WHAT NEEDS TO BE DONE
Reproduce all of the listing below without alteration.

SUPPLIED DATA
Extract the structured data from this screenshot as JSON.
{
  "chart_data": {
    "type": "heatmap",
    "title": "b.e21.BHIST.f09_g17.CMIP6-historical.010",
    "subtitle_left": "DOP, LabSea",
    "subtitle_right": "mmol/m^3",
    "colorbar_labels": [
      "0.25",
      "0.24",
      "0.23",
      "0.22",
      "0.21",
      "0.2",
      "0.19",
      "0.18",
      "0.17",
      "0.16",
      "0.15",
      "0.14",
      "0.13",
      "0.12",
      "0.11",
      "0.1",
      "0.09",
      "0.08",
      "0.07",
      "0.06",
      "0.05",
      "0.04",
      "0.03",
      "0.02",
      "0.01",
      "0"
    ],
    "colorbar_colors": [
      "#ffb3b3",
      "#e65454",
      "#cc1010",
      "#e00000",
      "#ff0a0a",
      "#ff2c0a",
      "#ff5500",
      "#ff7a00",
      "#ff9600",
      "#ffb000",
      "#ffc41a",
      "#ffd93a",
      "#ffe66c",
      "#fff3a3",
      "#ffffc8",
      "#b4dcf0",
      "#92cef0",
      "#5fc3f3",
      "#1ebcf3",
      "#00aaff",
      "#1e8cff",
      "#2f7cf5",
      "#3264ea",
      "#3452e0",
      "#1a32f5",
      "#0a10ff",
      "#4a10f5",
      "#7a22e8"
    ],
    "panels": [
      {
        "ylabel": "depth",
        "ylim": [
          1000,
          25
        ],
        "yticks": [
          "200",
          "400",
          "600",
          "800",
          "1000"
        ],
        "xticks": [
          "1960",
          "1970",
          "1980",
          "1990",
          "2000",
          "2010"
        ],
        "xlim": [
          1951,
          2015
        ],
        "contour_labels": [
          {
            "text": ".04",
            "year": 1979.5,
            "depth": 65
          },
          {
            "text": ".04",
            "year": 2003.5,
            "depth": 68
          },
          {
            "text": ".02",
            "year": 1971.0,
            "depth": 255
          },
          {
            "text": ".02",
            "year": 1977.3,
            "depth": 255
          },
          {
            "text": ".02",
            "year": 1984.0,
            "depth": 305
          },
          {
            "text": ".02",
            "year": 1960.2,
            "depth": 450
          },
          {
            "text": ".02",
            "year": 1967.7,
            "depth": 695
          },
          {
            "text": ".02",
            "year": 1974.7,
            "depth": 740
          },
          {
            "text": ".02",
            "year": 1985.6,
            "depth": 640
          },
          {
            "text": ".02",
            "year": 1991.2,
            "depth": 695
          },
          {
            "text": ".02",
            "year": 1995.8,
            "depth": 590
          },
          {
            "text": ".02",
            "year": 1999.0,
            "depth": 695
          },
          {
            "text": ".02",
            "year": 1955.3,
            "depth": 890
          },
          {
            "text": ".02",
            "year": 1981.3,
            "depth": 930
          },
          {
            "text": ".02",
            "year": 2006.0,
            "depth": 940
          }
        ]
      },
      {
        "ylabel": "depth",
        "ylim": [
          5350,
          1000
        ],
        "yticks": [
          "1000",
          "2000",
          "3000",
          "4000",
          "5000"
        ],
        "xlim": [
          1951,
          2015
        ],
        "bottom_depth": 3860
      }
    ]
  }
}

EXERCISE OUTPUT
Extract the structured data from this screenshot as JSON.
{
  "chart_data": {
    "type": "heatmap",
    "title": "b.e21.BHIST.f09_g17.CMIP6-historical.010",
    "subtitle_left": "DOP, LabSea",
    "subtitle_right": "mmol/m^3",
    "colorbar_labels": [
      "0.25",
      "0.24",
      "0.23",
      "0.22",
      "0.21",
      "0.2",
      "0.19",
      "0.18",
      "0.17",
      "0.16",
      "0.15",
      "0.14",
      "0.13",
      "0.12",
      "0.11",
      "0.1",
      "0.09",
      "0.08",
      "0.07",
      "0.06",
      "0.05",
      "0.04",
      "0.03",
      "0.02",
      "0.01",
      "0"
    ],
    "colorbar_colors": [
      "#ffb3b3",
      "#e65454",
      "#cc1010",
      "#e00000",
      "#ff0a0a",
      "#ff2c0a",
      "#ff5500",
      "#ff7a00",
      "#ff9600",
      "#ffb000",
      "#ffc41a",
      "#ffd93a",
      "#ffe66c",
      "#fff3a3",
      "#ffffc8",
      "#b4dcf0",
      "#92cef0",
      "#5fc3f3",
      "#1ebcf3",
      "#00aaff",
      "#1e8cff",
      "#2f7cf5",
      "#3264ea",
      "#3452e0",
      "#1a32f5",
      "#0a10ff",
      "#4a10f5",
      "#7a22e8"
    ],
    "panels": [
      {
        "ylabel": "depth",
        "ylim": [
          1000,
          25
        ],
        "yticks": [
          "200",
          "400",
          "600",
          "800",
          "1000"
        ],
        "xticks": [
          "1960",
          "1970",
          "1980",
          "1990",
          "2000",
          "2010"
        ],
        "xlim": [
          1951,
          2015
        ],
        "contour_labels": [
          {
            "text": ".04",
            "year": 1979.5,
            "depth": 65
          },
          {
            "text": ".04",
            "year": 2003.5,
            "depth": 68
          },
          {
            "text": ".02",
            "year": 1971.0,
            "depth": 255
          },
          {
            "text": ".02",
            "year": 1977.3,
            "depth": 255
          },
          {
            "text": ".02",
            "year": 1984.0,
            "depth": 305
          },
          {
            "text": ".02",
            "year": 1960.2,
            "depth": 450
          },
          {
            "text": ".02",
            "year": 1967.7,
            "depth": 695
          },
          {
            "text": ".02",
            "year": 1974.7,
            "depth": 740
          },
          {
            "text": ".02",
            "year": 1985.6,
            "depth": 640
          },
          {
            "text": ".02",
            "year": 1991.2,
            "depth": 695
          },
          {
            "text": ".02",
            "year": 1995.8,
            "depth": 590
          },
          {
            "text": ".02",
            "year": 1999.0,
            "depth": 695
          },
          {
            "text": ".02",
            "year": 1955.3,
            "depth": 890
          },
          {
            "text": ".02",
            "year": 1981.3,
            "depth": 930
          },
          {
            "text": ".02",
            "year": 2006.0,
            "depth": 940
          }
        ]
      },
      {
        "ylabel": "depth",
        "ylim": [
          5350,
          1000
        ],
        "yticks": [
          "1000",
          "2000",
          "3000",
          "4000",
          "5000"
        ],
        "xlim": [
          1951,
          2015
        ],
        "bottom_depth": 3860
      }
    ]
  }
}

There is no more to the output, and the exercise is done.